TASK REQUIREMENTS –
Pick out the lines containing "watch".

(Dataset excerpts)
********

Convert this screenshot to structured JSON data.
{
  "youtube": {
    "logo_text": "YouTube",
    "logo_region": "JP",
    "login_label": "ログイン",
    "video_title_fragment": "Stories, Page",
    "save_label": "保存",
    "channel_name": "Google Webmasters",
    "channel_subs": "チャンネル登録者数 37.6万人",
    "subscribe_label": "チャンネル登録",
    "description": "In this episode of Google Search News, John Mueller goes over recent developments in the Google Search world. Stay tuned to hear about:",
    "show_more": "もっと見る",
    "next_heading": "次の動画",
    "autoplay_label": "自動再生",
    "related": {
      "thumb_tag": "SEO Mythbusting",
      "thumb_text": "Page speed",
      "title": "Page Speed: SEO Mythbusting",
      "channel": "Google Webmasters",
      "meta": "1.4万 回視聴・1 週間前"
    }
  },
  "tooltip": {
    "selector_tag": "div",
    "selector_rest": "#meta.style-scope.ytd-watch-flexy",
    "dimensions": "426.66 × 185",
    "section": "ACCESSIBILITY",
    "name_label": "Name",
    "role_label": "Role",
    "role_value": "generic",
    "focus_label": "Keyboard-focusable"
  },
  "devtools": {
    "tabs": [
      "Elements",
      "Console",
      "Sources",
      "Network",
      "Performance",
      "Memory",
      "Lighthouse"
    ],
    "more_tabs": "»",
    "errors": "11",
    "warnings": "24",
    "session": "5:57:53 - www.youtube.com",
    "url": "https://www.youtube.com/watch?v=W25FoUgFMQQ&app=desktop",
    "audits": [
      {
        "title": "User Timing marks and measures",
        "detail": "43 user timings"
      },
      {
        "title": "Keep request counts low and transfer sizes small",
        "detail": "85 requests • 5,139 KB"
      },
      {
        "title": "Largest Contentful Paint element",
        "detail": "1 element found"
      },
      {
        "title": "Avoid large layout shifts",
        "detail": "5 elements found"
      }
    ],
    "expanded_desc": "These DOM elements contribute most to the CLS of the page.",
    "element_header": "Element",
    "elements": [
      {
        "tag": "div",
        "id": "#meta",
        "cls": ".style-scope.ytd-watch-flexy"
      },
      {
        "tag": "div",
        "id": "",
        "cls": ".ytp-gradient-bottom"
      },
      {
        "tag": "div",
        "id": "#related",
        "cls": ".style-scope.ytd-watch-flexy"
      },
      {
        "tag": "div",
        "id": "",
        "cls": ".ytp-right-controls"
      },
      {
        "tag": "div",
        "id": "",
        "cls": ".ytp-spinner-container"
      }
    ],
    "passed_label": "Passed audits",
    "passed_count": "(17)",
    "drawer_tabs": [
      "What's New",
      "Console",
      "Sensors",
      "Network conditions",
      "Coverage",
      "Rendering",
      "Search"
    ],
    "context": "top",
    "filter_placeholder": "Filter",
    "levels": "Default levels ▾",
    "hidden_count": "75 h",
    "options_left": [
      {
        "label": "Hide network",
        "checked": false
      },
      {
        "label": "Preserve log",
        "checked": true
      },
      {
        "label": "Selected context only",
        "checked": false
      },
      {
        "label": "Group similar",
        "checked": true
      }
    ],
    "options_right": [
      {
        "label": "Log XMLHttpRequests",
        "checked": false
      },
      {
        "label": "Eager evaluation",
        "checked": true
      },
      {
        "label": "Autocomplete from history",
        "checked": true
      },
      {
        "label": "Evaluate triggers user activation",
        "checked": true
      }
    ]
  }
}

********

CORRECT RESPONSE –
    "selector_rest": "#meta.style-scope.ytd-watch-flexy",
    "url": "https://www.youtube.com/watch?v=W25FoUgFMQQ&app=desktop",
        "cls": ".style-scope.ytd-watch-flexy"
        "cls": ".style-scope.ytd-watch-flexy"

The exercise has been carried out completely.